### [Exercise objective]
Copy the lines holding the word "있습니다", all of them.

### [Data records]

>>>

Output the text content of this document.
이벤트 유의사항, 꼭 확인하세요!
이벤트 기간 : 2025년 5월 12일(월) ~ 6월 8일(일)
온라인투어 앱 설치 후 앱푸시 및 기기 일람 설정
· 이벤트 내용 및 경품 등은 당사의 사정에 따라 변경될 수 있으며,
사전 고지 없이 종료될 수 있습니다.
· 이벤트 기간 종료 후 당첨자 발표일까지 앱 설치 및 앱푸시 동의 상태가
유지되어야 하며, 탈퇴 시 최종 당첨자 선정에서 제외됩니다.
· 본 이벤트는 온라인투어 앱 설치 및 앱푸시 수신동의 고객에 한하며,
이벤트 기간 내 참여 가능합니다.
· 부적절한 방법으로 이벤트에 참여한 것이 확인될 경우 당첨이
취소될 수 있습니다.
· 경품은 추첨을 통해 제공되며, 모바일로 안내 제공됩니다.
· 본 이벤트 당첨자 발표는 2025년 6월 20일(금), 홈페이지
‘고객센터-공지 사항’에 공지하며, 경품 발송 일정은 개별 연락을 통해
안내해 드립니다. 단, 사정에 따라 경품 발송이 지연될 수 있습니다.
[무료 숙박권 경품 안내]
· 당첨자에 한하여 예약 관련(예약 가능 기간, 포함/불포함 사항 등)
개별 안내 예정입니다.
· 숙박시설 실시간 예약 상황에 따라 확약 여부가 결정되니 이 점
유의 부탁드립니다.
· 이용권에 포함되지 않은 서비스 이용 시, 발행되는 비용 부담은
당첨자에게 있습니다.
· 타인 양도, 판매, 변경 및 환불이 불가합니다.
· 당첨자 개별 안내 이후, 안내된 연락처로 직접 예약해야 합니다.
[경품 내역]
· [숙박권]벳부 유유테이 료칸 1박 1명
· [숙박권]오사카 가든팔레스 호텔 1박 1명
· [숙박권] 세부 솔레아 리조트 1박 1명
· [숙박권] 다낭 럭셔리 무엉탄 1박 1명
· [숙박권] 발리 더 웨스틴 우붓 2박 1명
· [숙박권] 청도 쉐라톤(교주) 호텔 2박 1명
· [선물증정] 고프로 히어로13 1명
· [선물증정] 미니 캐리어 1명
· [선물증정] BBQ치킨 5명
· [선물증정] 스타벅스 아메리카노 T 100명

<<<

### [Output for this exercise]
사전 고지 없이 종료될 수 있습니다.
취소될 수 있습니다.
안내해 드립니다. 단, 사정에 따라 경품 발송이 지연될 수 있습니다.
당첨자에게 있습니다.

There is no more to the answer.